The request: Locate the word "text" in the entries below, then gather every line that holds it.

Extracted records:
────────
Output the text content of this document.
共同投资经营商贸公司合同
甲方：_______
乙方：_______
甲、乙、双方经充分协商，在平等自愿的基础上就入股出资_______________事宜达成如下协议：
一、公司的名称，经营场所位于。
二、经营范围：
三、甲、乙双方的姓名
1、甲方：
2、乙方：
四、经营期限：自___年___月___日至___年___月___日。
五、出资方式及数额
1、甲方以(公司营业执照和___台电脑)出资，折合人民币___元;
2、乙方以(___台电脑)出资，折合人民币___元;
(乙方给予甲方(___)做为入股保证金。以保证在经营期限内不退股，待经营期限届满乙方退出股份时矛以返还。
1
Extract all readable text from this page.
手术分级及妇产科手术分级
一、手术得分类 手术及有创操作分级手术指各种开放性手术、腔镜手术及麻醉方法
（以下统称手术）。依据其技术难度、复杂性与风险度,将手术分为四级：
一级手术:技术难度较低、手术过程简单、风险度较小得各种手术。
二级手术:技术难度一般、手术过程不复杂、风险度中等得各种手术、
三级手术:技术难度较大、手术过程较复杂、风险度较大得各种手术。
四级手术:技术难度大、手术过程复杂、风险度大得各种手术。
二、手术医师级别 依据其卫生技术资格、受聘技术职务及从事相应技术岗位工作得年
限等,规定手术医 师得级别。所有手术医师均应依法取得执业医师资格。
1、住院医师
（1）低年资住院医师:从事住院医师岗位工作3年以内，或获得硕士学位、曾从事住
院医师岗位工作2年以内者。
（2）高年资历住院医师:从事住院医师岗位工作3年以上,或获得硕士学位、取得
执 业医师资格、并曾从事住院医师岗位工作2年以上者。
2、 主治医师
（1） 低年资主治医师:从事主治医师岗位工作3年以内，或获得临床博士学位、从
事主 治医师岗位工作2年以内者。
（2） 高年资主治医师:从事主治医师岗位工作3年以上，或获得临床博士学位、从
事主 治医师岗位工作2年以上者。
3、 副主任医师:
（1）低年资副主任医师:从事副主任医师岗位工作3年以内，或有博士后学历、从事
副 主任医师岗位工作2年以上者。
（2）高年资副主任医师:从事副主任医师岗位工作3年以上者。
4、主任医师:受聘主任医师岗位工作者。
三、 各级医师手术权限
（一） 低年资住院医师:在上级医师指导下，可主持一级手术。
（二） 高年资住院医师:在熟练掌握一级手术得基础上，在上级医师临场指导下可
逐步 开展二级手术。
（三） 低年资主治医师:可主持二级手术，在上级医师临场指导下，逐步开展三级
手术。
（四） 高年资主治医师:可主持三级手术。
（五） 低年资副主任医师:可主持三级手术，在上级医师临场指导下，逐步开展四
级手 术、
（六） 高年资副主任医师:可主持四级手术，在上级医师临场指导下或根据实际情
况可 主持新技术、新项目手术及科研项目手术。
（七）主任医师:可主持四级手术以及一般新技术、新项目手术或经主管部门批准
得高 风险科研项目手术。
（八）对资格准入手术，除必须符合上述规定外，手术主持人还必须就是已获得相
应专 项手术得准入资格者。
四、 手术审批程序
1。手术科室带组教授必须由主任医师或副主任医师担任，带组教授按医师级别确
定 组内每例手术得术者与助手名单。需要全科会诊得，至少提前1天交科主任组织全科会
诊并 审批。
────────
Answer to the task:
Output the text content of this document.
Extract all readable text from this page.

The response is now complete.